- _Written exercise_:
In how many lines does the string "source" appear? Answer with the number only.

- _Data for this exercise_:
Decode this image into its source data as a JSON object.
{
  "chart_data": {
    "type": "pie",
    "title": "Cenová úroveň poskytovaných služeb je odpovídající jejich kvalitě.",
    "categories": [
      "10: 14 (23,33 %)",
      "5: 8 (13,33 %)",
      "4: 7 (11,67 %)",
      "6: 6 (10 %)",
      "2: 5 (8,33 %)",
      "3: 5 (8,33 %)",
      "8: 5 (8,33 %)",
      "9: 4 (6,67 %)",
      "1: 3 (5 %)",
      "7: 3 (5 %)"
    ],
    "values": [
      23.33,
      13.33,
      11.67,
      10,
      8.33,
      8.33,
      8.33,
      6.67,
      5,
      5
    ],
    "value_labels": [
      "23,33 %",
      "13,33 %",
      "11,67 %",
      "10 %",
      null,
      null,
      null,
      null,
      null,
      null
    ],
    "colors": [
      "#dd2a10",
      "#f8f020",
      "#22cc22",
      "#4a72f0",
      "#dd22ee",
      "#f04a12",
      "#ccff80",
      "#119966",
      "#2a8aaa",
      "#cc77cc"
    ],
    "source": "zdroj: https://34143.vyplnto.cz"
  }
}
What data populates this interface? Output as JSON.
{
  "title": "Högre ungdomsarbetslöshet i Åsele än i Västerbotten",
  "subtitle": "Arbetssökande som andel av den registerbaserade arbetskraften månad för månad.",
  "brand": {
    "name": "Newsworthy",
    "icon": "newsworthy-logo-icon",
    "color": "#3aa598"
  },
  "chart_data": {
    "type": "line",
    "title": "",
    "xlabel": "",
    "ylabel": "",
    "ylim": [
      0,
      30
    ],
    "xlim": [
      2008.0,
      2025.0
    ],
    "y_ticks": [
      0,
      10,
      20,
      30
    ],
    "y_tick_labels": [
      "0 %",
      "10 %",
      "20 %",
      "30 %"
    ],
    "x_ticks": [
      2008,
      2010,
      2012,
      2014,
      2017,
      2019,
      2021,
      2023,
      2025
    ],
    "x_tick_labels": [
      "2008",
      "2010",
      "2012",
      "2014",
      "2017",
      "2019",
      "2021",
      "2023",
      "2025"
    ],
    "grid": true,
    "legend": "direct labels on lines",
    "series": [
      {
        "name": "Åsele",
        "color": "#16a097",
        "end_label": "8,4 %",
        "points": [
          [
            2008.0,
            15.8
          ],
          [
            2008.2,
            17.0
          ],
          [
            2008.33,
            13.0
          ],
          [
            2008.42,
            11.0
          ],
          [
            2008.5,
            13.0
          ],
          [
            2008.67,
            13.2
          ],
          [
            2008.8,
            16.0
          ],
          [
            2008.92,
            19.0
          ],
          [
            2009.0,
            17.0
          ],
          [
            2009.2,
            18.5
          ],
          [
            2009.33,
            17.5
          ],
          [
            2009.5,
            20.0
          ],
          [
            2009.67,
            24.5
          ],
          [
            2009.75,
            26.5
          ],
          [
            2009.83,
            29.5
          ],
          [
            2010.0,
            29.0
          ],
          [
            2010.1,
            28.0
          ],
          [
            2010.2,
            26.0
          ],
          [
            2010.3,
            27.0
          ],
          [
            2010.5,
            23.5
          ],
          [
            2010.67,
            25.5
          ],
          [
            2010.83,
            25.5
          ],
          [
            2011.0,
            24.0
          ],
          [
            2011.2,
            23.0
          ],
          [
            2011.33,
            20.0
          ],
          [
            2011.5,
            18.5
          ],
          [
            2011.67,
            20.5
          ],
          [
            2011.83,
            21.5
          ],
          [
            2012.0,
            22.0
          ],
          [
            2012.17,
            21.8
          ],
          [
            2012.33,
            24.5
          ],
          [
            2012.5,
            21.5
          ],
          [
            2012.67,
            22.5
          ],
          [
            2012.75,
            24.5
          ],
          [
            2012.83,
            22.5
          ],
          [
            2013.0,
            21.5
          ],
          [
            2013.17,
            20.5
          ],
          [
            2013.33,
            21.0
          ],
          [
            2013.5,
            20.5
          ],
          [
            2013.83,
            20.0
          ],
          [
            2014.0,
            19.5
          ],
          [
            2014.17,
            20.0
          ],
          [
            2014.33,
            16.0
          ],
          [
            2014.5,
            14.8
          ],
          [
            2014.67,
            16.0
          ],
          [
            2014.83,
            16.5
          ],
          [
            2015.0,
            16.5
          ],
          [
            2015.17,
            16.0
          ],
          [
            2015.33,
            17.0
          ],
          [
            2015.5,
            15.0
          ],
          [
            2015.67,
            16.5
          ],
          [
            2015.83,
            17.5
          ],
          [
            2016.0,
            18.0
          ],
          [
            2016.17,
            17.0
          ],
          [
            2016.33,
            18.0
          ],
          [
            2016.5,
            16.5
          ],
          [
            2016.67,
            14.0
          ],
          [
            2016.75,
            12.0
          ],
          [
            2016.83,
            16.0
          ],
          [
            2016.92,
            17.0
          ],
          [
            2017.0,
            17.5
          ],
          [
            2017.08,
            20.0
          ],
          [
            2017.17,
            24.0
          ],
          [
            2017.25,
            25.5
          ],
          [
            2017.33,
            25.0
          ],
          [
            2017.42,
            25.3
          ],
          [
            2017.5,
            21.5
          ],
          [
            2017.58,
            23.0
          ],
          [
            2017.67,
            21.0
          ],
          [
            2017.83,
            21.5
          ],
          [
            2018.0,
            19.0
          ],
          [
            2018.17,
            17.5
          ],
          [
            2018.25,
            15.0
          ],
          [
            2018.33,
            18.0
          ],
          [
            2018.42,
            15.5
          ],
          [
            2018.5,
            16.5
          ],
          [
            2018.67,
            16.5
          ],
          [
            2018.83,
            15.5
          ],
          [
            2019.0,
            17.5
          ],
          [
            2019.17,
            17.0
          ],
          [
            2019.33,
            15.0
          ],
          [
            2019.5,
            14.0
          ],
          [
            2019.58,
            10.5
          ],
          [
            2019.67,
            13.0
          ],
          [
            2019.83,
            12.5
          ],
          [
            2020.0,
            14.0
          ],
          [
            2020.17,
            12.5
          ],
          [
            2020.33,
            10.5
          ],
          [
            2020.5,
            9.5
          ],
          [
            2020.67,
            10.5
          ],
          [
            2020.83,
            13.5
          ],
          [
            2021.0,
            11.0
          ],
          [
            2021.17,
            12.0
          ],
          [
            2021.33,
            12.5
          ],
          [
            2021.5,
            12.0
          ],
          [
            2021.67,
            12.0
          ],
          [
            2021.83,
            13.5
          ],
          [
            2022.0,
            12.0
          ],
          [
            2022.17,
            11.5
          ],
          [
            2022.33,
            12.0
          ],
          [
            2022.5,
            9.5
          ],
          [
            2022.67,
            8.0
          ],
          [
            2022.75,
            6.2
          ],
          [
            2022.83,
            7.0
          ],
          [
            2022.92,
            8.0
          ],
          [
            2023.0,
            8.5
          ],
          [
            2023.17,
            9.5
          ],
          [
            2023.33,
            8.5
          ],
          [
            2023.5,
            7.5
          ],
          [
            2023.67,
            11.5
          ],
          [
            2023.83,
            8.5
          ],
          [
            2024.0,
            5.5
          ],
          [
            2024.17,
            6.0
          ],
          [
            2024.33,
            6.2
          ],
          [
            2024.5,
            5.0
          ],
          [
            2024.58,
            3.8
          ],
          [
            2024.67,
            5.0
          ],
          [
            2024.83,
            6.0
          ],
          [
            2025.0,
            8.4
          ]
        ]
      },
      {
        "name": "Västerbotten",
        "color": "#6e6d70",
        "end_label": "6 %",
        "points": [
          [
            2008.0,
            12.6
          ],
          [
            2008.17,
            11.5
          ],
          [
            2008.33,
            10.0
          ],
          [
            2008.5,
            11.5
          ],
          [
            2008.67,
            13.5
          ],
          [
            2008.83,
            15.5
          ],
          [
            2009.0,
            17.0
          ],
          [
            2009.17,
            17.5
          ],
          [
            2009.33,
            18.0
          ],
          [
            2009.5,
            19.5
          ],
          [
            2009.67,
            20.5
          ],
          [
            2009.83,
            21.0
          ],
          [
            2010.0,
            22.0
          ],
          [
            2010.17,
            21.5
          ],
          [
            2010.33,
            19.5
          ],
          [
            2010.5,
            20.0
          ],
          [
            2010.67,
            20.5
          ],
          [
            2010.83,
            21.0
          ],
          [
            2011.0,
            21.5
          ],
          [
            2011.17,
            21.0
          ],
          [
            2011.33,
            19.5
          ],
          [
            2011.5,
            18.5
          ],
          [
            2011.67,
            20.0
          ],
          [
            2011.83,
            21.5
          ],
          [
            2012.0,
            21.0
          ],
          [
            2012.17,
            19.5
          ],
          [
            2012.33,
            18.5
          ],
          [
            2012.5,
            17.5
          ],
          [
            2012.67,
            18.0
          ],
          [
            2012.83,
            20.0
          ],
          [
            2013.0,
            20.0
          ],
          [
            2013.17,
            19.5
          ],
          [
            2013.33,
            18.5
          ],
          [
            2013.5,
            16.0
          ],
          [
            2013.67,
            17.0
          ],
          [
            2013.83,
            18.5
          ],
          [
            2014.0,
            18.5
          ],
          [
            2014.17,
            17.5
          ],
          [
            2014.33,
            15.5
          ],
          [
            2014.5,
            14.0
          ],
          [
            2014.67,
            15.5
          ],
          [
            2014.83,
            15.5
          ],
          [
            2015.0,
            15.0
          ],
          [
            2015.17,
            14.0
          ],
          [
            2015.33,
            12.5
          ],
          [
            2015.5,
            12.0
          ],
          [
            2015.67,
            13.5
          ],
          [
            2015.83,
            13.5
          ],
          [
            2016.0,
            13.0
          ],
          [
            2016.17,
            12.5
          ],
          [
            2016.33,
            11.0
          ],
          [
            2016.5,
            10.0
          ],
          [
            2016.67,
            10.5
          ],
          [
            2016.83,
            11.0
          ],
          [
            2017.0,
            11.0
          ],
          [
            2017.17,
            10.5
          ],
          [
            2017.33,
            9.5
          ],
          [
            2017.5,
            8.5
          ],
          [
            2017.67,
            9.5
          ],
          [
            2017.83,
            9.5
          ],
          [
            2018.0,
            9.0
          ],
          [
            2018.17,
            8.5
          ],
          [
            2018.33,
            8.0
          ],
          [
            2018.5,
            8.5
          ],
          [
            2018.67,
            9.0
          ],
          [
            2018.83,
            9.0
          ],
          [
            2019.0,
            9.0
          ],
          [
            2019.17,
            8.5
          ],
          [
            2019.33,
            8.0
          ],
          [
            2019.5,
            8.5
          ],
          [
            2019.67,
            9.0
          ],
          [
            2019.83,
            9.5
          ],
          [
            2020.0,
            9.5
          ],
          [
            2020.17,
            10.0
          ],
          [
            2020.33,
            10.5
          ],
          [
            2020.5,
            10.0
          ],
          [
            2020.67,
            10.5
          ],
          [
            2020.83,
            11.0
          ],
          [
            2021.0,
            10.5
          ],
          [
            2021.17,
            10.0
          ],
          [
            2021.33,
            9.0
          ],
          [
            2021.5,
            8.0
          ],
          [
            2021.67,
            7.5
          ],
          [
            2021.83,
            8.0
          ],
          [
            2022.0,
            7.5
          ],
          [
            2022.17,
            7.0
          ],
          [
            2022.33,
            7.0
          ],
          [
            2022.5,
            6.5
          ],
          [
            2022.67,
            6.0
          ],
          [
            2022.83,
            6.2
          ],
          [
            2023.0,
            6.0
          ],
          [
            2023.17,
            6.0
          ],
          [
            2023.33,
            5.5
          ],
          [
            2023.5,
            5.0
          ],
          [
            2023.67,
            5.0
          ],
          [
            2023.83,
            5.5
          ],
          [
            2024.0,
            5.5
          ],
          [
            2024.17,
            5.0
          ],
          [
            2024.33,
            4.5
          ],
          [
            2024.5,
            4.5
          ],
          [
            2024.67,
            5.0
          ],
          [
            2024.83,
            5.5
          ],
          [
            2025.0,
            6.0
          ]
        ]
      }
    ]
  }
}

- _Written answer_:
2